To do: Write out the whole listing again, exactly as given.

Dataset content:
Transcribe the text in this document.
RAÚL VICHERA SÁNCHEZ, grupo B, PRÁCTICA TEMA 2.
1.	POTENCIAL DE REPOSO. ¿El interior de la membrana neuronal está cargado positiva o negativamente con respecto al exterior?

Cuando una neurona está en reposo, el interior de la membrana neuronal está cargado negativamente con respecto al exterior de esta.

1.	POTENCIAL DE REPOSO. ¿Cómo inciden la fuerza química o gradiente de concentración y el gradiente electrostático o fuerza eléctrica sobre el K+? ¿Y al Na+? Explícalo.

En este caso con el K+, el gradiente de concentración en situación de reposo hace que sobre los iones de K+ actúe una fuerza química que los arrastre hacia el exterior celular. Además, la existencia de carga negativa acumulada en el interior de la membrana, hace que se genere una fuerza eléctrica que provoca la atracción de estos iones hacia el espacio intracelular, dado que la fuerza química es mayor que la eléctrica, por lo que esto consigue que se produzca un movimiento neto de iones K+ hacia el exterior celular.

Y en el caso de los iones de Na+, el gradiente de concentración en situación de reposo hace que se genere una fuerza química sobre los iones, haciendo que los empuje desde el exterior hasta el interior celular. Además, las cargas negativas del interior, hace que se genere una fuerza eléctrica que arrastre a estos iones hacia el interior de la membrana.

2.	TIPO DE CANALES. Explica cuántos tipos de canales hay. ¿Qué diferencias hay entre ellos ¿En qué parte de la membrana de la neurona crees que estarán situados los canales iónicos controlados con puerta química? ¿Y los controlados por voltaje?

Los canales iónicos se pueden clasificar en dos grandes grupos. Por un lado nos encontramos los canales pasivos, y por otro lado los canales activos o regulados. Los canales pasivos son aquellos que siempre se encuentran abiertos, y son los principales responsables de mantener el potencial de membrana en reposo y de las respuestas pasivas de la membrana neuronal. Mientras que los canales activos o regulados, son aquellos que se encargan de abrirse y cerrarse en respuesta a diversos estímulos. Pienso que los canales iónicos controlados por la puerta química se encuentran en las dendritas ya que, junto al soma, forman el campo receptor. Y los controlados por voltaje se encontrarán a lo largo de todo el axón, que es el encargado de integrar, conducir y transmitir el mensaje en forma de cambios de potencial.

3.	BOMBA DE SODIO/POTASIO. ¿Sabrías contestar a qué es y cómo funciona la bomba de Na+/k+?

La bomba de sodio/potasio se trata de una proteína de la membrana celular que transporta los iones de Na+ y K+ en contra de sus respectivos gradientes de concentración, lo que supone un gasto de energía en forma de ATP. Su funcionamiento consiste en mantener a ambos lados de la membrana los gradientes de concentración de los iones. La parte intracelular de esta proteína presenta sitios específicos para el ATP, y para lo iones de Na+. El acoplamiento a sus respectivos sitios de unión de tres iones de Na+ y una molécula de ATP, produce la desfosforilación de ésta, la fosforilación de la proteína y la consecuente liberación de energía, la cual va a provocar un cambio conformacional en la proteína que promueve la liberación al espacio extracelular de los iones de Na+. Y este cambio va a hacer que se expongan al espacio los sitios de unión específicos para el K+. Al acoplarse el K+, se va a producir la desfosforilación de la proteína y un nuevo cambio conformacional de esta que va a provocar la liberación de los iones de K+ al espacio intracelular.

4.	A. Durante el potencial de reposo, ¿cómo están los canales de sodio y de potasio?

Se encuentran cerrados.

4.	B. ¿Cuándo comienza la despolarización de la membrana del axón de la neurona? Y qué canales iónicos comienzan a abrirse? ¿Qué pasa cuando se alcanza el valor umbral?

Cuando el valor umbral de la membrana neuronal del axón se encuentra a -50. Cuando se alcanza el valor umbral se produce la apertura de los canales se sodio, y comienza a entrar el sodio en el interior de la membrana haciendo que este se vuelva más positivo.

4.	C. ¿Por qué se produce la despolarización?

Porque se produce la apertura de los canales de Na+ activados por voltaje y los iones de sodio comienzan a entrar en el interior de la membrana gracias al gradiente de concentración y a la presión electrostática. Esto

Complete answer:
Transcribe the text in this document.
RAÚL VICHERA SÁNCHEZ, grupo B, PRÁCTICA TEMA 2.
1.	POTENCIAL DE REPOSO. ¿El interior de la membrana neuronal está cargado positiva o negativamente con respecto al exterior?

Cuando una neurona está en reposo, el interior de la membrana neuronal está cargado negativamente con respecto al exterior de esta.

1.	POTENCIAL DE REPOSO. ¿Cómo inciden la fuerza química o gradiente de concentración y el gradiente electrostático o fuerza eléctrica sobre el K+? ¿Y al Na+? Explícalo.

En este caso con el K+, el gradiente de concentración en situación de reposo hace que sobre los iones de K+ actúe una fuerza química que los arrastre hacia el exterior celular. Además, la existencia de carga negativa acumulada en el interior de la membrana, hace que se genere una fuerza eléctrica que provoca la atracción de estos iones hacia el espacio intracelular, dado que la fuerza química es mayor que la eléctrica, por lo que esto consigue que se produzca un movimiento neto de iones K+ hacia el exterior celular.

Y en el caso de los iones de Na+, el gradiente de concentración en situación de reposo hace que se genere una fuerza química sobre los iones, haciendo que los empuje desde el exterior hasta el interior celular. Además, las cargas negativas del interior, hace que se genere una fuerza eléctrica que arrastre a estos iones hacia el interior de la membrana.

2.	TIPO DE CANALES. Explica cuántos tipos de canales hay. ¿Qué diferencias hay entre ellos ¿En qué parte de la membrana de la neurona crees que estarán situados los canales iónicos controlados con puerta química? ¿Y los controlados por voltaje?

Los canales iónicos se pueden clasificar en dos grandes grupos. Por un lado nos encontramos los canales pasivos, y por otro lado los canales activos o regulados. Los canales pasivos son aquellos que siempre se encuentran abiertos, y son los principales responsables de mantener el potencial de membrana en reposo y de las respuestas pasivas de la membrana neuronal. Mientras que los canales activos o regulados, son aquellos que se encargan de abrirse y cerrarse en respuesta a diversos estímulos. Pienso que los canales iónicos controlados por la puerta química se encuentran en las dendritas ya que, junto al soma, forman el campo receptor. Y los controlados por voltaje se encontrarán a lo largo de todo el axón, que es el encargado de integrar, conducir y transmitir el mensaje en forma de cambios de potencial.

3.	BOMBA DE SODIO/POTASIO. ¿Sabrías contestar a qué es y cómo funciona la bomba de Na+/k+?

La bomba de sodio/potasio se trata de una proteína de la membrana celular que transporta los iones de Na+ y K+ en contra de sus respectivos gradientes de concentración, lo que supone un gasto de energía en forma de ATP. Su funcionamiento consiste en mantener a ambos lados de la membrana los gradientes de concentración de los iones. La parte intracelular de esta proteína presenta sitios específicos para el ATP, y para lo iones de Na+. El acoplamiento a sus respectivos sitios de unión de tres iones de Na+ y una molécula de ATP, produce la desfosforilación de ésta, la fosforilación de la proteína y la consecuente liberación de energía, la cual va a provocar un cambio conformacional en la proteína que promueve la liberación al espacio extracelular de los iones de Na+. Y este cambio va a hacer que se expongan al espacio los sitios de unión específicos para el K+. Al acoplarse el K+, se va a producir la desfosforilación de la proteína y un nuevo cambio conformacional de esta que va a provocar la liberación de los iones de K+ al espacio intracelular.

4.	A. Durante el potencial de reposo, ¿cómo están los canales de sodio y de potasio?

Se encuentran cerrados.

4.	B. ¿Cuándo comienza la despolarización de la membrana del axón de la neurona? Y qué canales iónicos comienzan a abrirse? ¿Qué pasa cuando se alcanza el valor umbral?

Cuando el valor umbral de la membrana neuronal del axón se encuentra a -50. Cuando se alcanza el valor umbral se produce la apertura de los canales se sodio, y comienza a entrar el sodio en el interior de la membrana haciendo que este se vuelva más positivo.

4.	C. ¿Por qué se produce la despolarización?

Porque se produce la apertura de los canales de Na+ activados por voltaje y los iones de sodio comienzan a entrar en el interior de la membrana gracias al gradiente de concentración y a la presión electrostática. Esto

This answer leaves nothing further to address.